**Your task:** Copy every line from the records below that holds the word "козачества".

Records contained in a dataset:
+ + + + +
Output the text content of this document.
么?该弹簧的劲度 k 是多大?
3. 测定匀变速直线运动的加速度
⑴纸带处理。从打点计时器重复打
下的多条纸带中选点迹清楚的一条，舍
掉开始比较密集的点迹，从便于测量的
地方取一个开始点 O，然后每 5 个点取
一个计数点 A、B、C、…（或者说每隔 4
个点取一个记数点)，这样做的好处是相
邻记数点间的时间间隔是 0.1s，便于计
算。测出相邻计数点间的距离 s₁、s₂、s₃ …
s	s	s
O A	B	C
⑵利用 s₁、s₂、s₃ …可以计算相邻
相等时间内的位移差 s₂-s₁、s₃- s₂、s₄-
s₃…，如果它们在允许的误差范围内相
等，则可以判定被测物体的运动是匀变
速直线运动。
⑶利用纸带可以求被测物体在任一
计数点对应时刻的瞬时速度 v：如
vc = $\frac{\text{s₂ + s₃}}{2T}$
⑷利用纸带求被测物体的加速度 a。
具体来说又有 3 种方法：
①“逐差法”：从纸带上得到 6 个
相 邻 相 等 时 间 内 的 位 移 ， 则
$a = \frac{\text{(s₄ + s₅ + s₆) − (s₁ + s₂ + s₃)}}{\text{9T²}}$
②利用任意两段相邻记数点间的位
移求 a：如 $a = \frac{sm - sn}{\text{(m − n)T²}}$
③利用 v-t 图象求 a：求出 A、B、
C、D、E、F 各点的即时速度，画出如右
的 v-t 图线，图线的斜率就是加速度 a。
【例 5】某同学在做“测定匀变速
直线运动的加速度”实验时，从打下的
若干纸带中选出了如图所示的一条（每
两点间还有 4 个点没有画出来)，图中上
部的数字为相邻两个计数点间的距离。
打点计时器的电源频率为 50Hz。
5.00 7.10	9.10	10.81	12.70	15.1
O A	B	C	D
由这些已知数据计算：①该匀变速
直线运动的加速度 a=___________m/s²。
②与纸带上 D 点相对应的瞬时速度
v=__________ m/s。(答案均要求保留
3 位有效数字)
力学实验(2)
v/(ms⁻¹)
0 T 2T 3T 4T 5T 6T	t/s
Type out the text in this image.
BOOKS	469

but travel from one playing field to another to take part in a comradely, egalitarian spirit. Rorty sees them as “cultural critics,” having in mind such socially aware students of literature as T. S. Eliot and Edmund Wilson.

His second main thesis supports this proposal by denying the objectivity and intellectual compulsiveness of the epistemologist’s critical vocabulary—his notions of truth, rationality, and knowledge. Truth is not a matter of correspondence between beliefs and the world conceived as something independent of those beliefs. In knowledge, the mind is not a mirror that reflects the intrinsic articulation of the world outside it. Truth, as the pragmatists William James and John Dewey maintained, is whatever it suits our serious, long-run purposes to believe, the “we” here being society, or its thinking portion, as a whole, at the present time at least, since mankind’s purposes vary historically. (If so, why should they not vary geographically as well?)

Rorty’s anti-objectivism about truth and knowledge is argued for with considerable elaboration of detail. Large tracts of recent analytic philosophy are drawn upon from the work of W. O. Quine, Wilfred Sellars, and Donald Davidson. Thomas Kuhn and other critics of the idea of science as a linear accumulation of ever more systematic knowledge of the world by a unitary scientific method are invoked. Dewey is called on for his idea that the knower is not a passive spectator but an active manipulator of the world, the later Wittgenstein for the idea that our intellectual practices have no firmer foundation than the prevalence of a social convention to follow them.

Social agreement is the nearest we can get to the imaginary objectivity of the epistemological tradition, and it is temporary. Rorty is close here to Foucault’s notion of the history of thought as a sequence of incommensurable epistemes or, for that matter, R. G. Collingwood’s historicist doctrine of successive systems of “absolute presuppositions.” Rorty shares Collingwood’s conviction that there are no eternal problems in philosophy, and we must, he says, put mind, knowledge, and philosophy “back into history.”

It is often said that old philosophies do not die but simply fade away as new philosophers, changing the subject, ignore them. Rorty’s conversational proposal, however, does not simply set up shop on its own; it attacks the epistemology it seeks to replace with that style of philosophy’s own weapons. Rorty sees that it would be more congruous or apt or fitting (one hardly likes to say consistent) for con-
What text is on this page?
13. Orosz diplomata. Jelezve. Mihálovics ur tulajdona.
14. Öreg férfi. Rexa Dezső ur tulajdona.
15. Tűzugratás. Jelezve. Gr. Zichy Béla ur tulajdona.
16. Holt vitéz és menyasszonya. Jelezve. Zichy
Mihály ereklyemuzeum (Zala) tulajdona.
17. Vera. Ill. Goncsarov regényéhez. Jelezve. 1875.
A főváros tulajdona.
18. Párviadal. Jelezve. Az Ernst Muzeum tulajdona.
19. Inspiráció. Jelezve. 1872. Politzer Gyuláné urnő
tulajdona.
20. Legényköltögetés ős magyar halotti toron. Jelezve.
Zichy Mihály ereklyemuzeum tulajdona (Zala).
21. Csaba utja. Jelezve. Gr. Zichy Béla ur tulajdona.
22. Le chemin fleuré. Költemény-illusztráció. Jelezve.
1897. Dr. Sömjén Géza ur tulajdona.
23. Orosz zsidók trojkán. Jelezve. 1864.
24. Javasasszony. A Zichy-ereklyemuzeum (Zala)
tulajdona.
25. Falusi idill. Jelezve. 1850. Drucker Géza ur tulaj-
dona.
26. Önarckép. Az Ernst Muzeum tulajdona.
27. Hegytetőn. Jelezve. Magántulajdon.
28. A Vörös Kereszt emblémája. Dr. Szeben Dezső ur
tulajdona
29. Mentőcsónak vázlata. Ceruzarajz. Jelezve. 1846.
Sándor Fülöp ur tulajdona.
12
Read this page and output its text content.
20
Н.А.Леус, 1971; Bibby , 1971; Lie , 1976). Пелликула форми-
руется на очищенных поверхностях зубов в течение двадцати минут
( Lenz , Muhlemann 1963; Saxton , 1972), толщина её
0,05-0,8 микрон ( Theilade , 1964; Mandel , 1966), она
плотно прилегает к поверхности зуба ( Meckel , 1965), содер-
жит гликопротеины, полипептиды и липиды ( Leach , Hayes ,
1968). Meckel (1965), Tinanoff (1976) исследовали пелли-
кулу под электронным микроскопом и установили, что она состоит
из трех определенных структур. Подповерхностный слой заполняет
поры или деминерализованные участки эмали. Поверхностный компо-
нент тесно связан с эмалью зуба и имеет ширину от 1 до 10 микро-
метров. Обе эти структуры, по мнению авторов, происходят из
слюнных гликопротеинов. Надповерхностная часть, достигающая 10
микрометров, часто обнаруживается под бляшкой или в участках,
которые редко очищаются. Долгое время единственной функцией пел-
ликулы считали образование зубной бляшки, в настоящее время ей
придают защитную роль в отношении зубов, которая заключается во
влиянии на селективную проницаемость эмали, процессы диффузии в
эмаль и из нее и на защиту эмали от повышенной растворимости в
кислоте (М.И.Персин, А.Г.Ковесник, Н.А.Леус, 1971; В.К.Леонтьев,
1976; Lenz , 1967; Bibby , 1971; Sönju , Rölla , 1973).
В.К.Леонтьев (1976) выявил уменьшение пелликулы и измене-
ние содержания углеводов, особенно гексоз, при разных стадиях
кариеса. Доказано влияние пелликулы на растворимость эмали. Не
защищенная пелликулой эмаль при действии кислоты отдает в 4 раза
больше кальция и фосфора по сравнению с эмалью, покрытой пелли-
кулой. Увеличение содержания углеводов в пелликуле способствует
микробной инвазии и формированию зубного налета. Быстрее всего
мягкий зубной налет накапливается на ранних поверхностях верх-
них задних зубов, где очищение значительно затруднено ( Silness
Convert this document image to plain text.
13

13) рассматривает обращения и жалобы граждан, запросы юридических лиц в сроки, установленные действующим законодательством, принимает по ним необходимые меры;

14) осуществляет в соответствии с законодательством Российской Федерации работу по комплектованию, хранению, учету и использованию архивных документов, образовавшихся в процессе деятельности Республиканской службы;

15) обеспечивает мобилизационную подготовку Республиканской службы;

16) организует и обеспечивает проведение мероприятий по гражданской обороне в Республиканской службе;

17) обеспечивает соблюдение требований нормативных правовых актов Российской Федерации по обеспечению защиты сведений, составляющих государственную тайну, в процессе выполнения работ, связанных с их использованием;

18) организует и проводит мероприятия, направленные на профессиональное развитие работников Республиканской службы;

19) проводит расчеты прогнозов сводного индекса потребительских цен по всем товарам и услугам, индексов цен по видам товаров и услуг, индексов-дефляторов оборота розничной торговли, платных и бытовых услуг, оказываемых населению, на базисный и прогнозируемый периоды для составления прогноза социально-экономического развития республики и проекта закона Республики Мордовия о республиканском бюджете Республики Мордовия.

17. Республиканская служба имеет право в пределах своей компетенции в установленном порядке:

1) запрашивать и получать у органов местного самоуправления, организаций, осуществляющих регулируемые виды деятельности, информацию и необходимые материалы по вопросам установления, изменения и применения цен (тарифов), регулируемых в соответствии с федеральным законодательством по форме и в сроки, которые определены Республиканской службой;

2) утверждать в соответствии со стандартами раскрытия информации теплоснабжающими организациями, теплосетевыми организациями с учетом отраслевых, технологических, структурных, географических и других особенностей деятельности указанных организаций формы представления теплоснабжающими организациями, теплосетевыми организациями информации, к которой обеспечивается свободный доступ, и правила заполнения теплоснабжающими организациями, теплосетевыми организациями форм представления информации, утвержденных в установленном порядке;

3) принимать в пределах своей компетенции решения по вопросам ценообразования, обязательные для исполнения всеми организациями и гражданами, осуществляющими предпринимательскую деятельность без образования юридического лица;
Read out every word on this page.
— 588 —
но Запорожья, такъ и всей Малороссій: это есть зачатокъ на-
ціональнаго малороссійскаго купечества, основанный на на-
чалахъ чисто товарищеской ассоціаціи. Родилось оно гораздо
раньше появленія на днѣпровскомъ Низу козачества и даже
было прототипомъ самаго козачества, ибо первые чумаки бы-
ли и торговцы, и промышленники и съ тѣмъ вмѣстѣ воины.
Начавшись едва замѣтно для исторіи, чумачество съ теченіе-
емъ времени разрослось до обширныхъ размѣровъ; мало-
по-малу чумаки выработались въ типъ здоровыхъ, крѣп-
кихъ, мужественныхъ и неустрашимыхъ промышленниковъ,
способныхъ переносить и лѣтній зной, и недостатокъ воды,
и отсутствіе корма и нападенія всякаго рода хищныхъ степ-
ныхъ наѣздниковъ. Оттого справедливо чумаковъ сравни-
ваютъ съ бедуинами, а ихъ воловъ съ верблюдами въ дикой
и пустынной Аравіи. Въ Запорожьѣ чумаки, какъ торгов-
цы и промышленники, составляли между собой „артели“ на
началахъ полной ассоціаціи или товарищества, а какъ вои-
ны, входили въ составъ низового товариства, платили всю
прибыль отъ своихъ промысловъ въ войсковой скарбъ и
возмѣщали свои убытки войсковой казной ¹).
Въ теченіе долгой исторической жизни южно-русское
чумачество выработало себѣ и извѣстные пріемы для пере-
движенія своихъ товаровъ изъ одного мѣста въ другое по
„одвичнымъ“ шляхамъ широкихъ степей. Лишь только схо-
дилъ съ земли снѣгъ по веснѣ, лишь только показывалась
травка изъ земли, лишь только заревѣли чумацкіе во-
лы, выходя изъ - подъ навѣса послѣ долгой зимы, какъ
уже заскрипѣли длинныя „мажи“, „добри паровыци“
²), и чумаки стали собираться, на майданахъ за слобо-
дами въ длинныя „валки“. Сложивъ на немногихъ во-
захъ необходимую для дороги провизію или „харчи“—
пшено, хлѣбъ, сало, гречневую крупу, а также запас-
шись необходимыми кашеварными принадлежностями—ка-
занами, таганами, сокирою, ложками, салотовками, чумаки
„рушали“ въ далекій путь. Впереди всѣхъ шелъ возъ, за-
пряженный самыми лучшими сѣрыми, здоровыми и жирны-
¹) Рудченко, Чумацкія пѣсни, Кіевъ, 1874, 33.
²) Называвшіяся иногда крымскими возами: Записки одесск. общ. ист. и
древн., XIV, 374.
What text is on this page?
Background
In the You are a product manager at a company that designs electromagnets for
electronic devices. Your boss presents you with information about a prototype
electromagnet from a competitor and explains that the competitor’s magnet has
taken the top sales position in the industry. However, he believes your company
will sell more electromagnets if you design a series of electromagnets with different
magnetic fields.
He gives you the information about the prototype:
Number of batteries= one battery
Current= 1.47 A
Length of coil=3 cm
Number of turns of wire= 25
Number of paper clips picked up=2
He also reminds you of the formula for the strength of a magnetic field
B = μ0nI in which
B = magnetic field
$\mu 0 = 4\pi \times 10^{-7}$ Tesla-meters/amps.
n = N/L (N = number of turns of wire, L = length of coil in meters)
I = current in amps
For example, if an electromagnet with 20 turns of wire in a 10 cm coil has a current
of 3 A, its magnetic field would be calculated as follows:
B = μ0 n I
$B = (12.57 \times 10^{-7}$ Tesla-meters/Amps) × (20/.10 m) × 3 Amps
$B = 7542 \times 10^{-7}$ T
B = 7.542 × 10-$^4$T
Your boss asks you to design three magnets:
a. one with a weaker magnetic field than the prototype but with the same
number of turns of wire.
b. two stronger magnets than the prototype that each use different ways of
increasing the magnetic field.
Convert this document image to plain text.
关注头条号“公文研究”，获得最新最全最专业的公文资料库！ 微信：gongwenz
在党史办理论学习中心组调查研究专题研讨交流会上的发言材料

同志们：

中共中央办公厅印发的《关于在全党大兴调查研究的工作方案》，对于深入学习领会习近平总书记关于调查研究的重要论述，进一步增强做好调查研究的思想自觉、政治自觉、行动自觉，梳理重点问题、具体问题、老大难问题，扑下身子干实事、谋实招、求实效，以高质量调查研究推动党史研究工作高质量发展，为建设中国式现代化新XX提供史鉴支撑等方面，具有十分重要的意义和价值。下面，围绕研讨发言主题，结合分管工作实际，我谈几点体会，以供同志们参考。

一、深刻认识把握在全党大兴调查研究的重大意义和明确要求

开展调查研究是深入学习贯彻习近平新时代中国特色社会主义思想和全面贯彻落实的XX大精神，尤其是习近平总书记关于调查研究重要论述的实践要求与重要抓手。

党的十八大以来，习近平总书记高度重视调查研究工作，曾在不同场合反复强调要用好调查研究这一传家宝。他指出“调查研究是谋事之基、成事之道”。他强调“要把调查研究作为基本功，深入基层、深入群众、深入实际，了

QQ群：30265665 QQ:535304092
+ + + + +
**Task answer:**
раньше появленія на днѣпровскомъ Низу козачества и даже
было прототипомъ самаго козачества, ибо первые чумаки бы-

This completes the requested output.